● **Task to complete**
Copy out each line below exactly as it appears.

● **Record set**
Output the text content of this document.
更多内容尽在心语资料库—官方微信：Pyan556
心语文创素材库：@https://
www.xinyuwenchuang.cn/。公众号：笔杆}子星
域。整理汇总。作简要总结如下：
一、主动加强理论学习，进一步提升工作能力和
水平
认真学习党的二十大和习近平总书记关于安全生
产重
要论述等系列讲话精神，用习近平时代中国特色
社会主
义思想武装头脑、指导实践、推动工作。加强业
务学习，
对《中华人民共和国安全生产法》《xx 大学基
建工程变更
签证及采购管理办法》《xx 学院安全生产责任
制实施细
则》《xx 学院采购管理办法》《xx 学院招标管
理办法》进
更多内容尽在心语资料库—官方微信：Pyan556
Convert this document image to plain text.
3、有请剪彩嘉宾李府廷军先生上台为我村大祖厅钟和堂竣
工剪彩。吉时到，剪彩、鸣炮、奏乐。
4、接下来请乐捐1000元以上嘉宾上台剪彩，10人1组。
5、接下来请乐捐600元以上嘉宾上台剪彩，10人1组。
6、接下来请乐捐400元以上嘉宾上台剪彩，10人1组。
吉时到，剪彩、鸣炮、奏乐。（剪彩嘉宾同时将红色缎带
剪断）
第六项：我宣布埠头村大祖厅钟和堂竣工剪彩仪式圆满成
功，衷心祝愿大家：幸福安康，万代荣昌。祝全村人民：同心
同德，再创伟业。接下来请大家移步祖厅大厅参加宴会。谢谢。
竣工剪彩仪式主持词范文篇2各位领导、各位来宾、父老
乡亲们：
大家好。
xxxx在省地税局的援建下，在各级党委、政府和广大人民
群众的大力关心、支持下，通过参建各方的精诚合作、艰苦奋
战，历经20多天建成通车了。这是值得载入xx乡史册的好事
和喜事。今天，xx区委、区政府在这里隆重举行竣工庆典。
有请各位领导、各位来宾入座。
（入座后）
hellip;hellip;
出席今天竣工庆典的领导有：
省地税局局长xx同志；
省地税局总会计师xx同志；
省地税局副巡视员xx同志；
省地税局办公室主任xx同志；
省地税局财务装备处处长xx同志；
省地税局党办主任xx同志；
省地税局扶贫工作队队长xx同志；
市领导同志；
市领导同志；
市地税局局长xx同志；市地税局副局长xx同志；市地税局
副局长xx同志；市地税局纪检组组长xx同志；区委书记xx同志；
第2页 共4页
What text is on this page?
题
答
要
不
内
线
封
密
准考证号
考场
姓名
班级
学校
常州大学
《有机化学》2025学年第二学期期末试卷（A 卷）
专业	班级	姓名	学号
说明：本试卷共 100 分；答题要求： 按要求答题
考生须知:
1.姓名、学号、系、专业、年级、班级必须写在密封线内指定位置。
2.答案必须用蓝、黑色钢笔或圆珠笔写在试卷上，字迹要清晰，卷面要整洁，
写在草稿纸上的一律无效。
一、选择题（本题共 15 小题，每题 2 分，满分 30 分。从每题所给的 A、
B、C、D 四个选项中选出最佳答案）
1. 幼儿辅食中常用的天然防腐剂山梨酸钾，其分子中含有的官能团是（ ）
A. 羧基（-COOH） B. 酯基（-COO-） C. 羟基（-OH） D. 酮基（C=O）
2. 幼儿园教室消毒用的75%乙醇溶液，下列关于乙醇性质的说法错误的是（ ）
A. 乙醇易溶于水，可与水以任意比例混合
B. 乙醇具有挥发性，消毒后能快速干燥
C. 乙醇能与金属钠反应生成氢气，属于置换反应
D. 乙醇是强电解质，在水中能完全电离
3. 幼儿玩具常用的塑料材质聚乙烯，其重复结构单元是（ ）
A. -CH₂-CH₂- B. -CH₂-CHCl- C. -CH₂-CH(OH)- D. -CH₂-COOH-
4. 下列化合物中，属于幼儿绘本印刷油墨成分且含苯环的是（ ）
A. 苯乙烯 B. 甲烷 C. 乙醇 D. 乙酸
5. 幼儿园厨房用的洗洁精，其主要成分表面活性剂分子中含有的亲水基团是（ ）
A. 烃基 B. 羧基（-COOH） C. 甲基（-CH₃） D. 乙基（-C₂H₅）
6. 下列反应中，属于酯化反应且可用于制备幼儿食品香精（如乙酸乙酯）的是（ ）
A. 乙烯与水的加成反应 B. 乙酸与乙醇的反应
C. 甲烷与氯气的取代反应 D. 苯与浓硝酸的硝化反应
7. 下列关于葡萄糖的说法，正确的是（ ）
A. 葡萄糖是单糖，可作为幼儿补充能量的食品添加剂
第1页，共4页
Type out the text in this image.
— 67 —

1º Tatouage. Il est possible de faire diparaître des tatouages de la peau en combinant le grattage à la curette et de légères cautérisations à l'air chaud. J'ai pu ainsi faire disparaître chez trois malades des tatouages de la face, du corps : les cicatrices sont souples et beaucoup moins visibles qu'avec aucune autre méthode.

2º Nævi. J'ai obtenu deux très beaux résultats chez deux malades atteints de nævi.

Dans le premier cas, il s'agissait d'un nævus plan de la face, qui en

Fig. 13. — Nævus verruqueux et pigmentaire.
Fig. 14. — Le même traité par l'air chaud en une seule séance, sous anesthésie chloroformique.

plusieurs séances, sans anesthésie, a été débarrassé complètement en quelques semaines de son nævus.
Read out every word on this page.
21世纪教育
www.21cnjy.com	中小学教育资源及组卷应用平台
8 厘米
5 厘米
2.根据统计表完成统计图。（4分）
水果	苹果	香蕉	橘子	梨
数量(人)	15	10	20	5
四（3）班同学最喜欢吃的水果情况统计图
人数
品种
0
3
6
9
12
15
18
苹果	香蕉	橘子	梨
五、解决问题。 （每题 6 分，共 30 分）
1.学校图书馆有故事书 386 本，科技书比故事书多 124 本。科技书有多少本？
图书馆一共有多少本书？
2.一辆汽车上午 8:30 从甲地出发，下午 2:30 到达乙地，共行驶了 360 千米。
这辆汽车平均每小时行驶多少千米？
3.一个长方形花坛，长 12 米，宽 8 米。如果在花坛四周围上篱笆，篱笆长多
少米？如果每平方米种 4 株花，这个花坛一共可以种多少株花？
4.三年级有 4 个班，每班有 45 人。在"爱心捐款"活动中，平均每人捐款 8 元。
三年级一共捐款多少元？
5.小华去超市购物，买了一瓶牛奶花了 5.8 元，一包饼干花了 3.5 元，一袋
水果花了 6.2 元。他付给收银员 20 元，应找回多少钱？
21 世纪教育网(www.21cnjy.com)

● **Exercise solution**
Output the text content of this document.
更多内容尽在心语资料库—官方微信：Pyan556
心语文创素材库：@https://
www.xinyuwenchuang.cn/。公众号：笔杆}子星
域。整理汇总。作简要总结如下：
一、主动加强理论学习，进一步提升工作能力和
水平
认真学习党的二十大和习近平总书记关于安全生
产重
要论述等系列讲话精神，用习近平时代中国特色
社会主
义思想武装头脑、指导实践、推动工作。加强业
务学习，
对《中华人民共和国安全生产法》《xx 大学基
建工程变更
签证及采购管理办法》《xx 学院安全生产责任
制实施细
则》《xx 学院采购管理办法》《xx 学院招标管
理办法》进
更多内容尽在心语资料库—官方微信：Pyan556
Convert this document image to plain text.
3、有请剪彩嘉宾李府廷军先生上台为我村大祖厅钟和堂竣
工剪彩。吉时到，剪彩、鸣炮、奏乐。
4、接下来请乐捐1000元以上嘉宾上台剪彩，10人1组。
5、接下来请乐捐600元以上嘉宾上台剪彩，10人1组。
6、接下来请乐捐400元以上嘉宾上台剪彩，10人1组。
吉时到，剪彩、鸣炮、奏乐。（剪彩嘉宾同时将红色缎带
剪断）
第六项：我宣布埠头村大祖厅钟和堂竣工剪彩仪式圆满成
功，衷心祝愿大家：幸福安康，万代荣昌。祝全村人民：同心
同德，再创伟业。接下来请大家移步祖厅大厅参加宴会。谢谢。
竣工剪彩仪式主持词范文篇2各位领导、各位来宾、父老
乡亲们：
大家好。
xxxx在省地税局的援建下，在各级党委、政府和广大人民
群众的大力关心、支持下，通过参建各方的精诚合作、艰苦奋
战，历经20多天建成通车了。这是值得载入xx乡史册的好事
和喜事。今天，xx区委、区政府在这里隆重举行竣工庆典。
有请各位领导、各位来宾入座。
（入座后）
hellip;hellip;
出席今天竣工庆典的领导有：
省地税局局长xx同志；
省地税局总会计师xx同志；
省地税局副巡视员xx同志；
省地税局办公室主任xx同志；
省地税局财务装备处处长xx同志；
省地税局党办主任xx同志；
省地税局扶贫工作队队长xx同志；
市领导同志；
市领导同志；
市地税局局长xx同志；市地税局副局长xx同志；市地税局
副局长xx同志；市地税局纪检组组长xx同志；区委书记xx同志；
第2页 共4页
What text is on this page?
题
答
要
不
内
线
封
密
准考证号
考场
姓名
班级
学校
常州大学
《有机化学》2025学年第二学期期末试卷（A 卷）
专业	班级	姓名	学号
说明：本试卷共 100 分；答题要求： 按要求答题
考生须知:
1.姓名、学号、系、专业、年级、班级必须写在密封线内指定位置。
2.答案必须用蓝、黑色钢笔或圆珠笔写在试卷上，字迹要清晰，卷面要整洁，
写在草稿纸上的一律无效。
一、选择题（本题共 15 小题，每题 2 分，满分 30 分。从每题所给的 A、
B、C、D 四个选项中选出最佳答案）
1. 幼儿辅食中常用的天然防腐剂山梨酸钾，其分子中含有的官能团是（ ）
A. 羧基（-COOH） B. 酯基（-COO-） C. 羟基（-OH） D. 酮基（C=O）
2. 幼儿园教室消毒用的75%乙醇溶液，下列关于乙醇性质的说法错误的是（ ）
A. 乙醇易溶于水，可与水以任意比例混合
B. 乙醇具有挥发性，消毒后能快速干燥
C. 乙醇能与金属钠反应生成氢气，属于置换反应
D. 乙醇是强电解质，在水中能完全电离
3. 幼儿玩具常用的塑料材质聚乙烯，其重复结构单元是（ ）
A. -CH₂-CH₂- B. -CH₂-CHCl- C. -CH₂-CH(OH)- D. -CH₂-COOH-
4. 下列化合物中，属于幼儿绘本印刷油墨成分且含苯环的是（ ）
A. 苯乙烯 B. 甲烷 C. 乙醇 D. 乙酸
5. 幼儿园厨房用的洗洁精，其主要成分表面活性剂分子中含有的亲水基团是（ ）
A. 烃基 B. 羧基（-COOH） C. 甲基（-CH₃） D. 乙基（-C₂H₅）
6. 下列反应中，属于酯化反应且可用于制备幼儿食品香精（如乙酸乙酯）的是（ ）
A. 乙烯与水的加成反应 B. 乙酸与乙醇的反应
C. 甲烷与氯气的取代反应 D. 苯与浓硝酸的硝化反应
7. 下列关于葡萄糖的说法，正确的是（ ）
A. 葡萄糖是单糖，可作为幼儿补充能量的食品添加剂
第1页，共4页
Type out the text in this image.
— 67 —

1º Tatouage. Il est possible de faire diparaître des tatouages de la peau en combinant le grattage à la curette et de légères cautérisations à l'air chaud. J'ai pu ainsi faire disparaître chez trois malades des tatouages de la face, du corps : les cicatrices sont souples et beaucoup moins visibles qu'avec aucune autre méthode.

2º Nævi. J'ai obtenu deux très beaux résultats chez deux malades atteints de nævi.

Dans le premier cas, il s'agissait d'un nævus plan de la face, qui en

Fig. 13. — Nævus verruqueux et pigmentaire.
Fig. 14. — Le même traité par l'air chaud en une seule séance, sous anesthésie chloroformique.

plusieurs séances, sans anesthésie, a été débarrassé complètement en quelques semaines de son nævus.
Read out every word on this page.
21世纪教育
www.21cnjy.com	中小学教育资源及组卷应用平台
8 厘米
5 厘米
2.根据统计表完成统计图。（4分）
水果	苹果	香蕉	橘子	梨
数量(人)	15	10	20	5
四（3）班同学最喜欢吃的水果情况统计图
人数
品种
0
3
6
9
12
15
18
苹果	香蕉	橘子	梨
五、解决问题。 （每题 6 分，共 30 分）
1.学校图书馆有故事书 386 本，科技书比故事书多 124 本。科技书有多少本？
图书馆一共有多少本书？
2.一辆汽车上午 8:30 从甲地出发，下午 2:30 到达乙地，共行驶了 360 千米。
这辆汽车平均每小时行驶多少千米？
3.一个长方形花坛，长 12 米，宽 8 米。如果在花坛四周围上篱笆，篱笆长多
少米？如果每平方米种 4 株花，这个花坛一共可以种多少株花？
4.三年级有 4 个班，每班有 45 人。在"爱心捐款"活动中，平均每人捐款 8 元。
三年级一共捐款多少元？
5.小华去超市购物，买了一瓶牛奶花了 5.8 元，一包饼干花了 3.5 元，一袋
水果花了 6.2 元。他付给收银员 20 元，应找回多少钱？
21 世纪教育网(www.21cnjy.com)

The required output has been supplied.